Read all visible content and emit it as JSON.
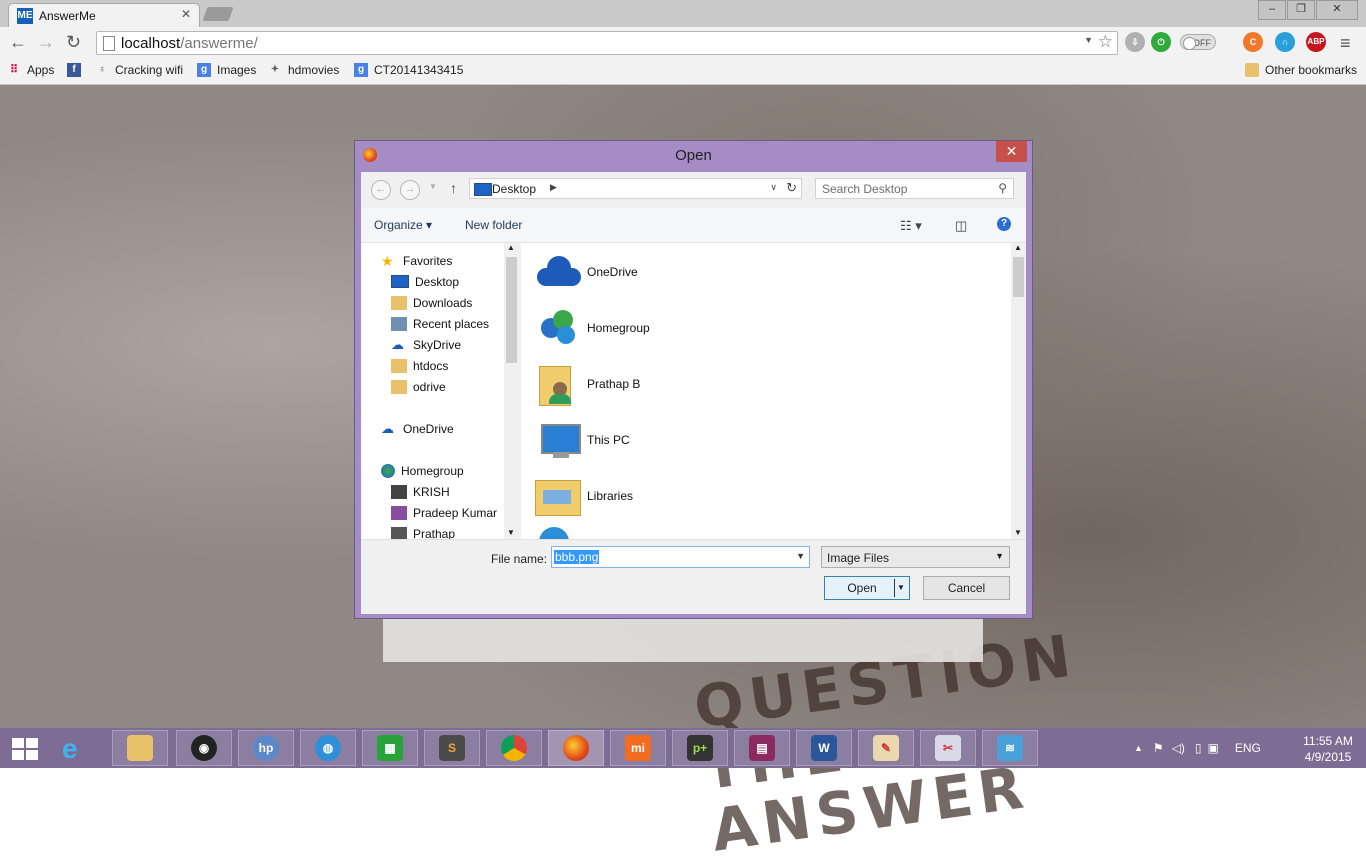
{
  "browser": {
    "tab_title": "AnswerMe",
    "tab_favicon_text": "ME",
    "url_host": "localhost",
    "url_path": "/answerme/",
    "toggle_label": "OFF",
    "ext_abp": "ABP",
    "bookmarks": [
      {
        "label": "Apps",
        "icon": "apps-grid-icon"
      },
      {
        "label": "Cracking wifi",
        "icon": "wifi-page-icon"
      },
      {
        "label": "Images",
        "icon": "google-icon"
      },
      {
        "label": "hdmovies",
        "icon": "movie-icon"
      },
      {
        "label": "CT20141343415",
        "icon": "google-icon"
      }
    ],
    "facebook_icon": "f",
    "other_bookmarks": "Other bookmarks"
  },
  "page": {
    "stencil_line1": "QUESTION",
    "stencil_line2": "THE ANSWER"
  },
  "dialog": {
    "title": "Open",
    "address": "Desktop",
    "search_placeholder": "Search Desktop",
    "organize": "Organize",
    "new_folder": "New folder",
    "nav": {
      "favorites_label": "Favorites",
      "favorites": [
        "Desktop",
        "Downloads",
        "Recent places",
        "SkyDrive",
        "htdocs",
        "odrive"
      ],
      "onedrive": "OneDrive",
      "homegroup": "Homegroup",
      "homegroup_members": [
        "KRISH",
        "Pradeep Kumar",
        "Prathap"
      ]
    },
    "files": [
      "OneDrive",
      "Homegroup",
      "Prathap B",
      "This PC",
      "Libraries"
    ],
    "file_name_label": "File name:",
    "file_name_value": "bbb.png",
    "file_type": "Image Files",
    "open_button": "Open",
    "cancel_button": "Cancel"
  },
  "taskbar": {
    "language": "ENG",
    "time": "11:55 AM",
    "date": "4/9/2015",
    "apps": [
      "file-explorer-icon",
      "webcam-icon",
      "hp-icon",
      "globe-icon",
      "store-icon",
      "sublime-icon",
      "chrome-icon",
      "firefox-icon",
      "mi-icon",
      "pplus-icon",
      "winrar-icon",
      "word-icon",
      "paint-icon",
      "snipping-icon",
      "wifi-icon"
    ]
  }
}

• **GIVEN PROBLEM**: Reproduce every line precisely as given, omitting all pictures.

• **SOLUTION TO THIS TASK**:
Read all visible content and emit it as JSON.
{
  "browser": {
    "tab_title": "AnswerMe",
    "tab_favicon_text": "ME",
    "url_host": "localhost",
    "url_path": "/answerme/",
    "toggle_label": "OFF",
    "ext_abp": "ABP",
    "bookmarks": [
      {
        "label": "Apps",
        "icon": "apps-grid-icon"
      },
      {
        "label": "Cracking wifi",
        "icon": "wifi-page-icon"
      },
      {
        "label": "Images",
        "icon": "google-icon"
      },
      {
        "label": "hdmovies",
        "icon": "movie-icon"
      },
      {
        "label": "CT20141343415",
        "icon": "google-icon"
      }
    ],
    "facebook_icon": "f",
    "other_bookmarks": "Other bookmarks"
  },
  "page": {
    "stencil_line1": "QUESTION",
    "stencil_line2": "THE ANSWER"
  },
  "dialog": {
    "title": "Open",
    "address": "Desktop",
    "search_placeholder": "Search Desktop",
    "organize": "Organize",
    "new_folder": "New folder",
    "nav": {
      "favorites_label": "Favorites",
      "favorites": [
        "Desktop",
        "Downloads",
        "Recent places",
        "SkyDrive",
        "htdocs",
        "odrive"
      ],
      "onedrive": "OneDrive",
      "homegroup": "Homegroup",
      "homegroup_members": [
        "KRISH",
        "Pradeep Kumar",
        "Prathap"
      ]
    },
    "files": [
      "OneDrive",
      "Homegroup",
      "Prathap B",
      "This PC",
      "Libraries"
    ],
    "file_name_label": "File name:",
    "file_name_value": "bbb.png",
    "file_type": "Image Files",
    "open_button": "Open",
    "cancel_button": "Cancel"
  },
  "taskbar": {
    "language": "ENG",
    "time": "11:55 AM",
    "date": "4/9/2015",
    "apps": [
      "file-explorer-icon",
      "webcam-icon",
      "hp-icon",
      "globe-icon",
      "store-icon",
      "sublime-icon",
      "chrome-icon",
      "firefox-icon",
      "mi-icon",
      "pplus-icon",
      "winrar-icon",
      "word-icon",
      "paint-icon",
      "snipping-icon",
      "wifi-icon"
    ]
  }
}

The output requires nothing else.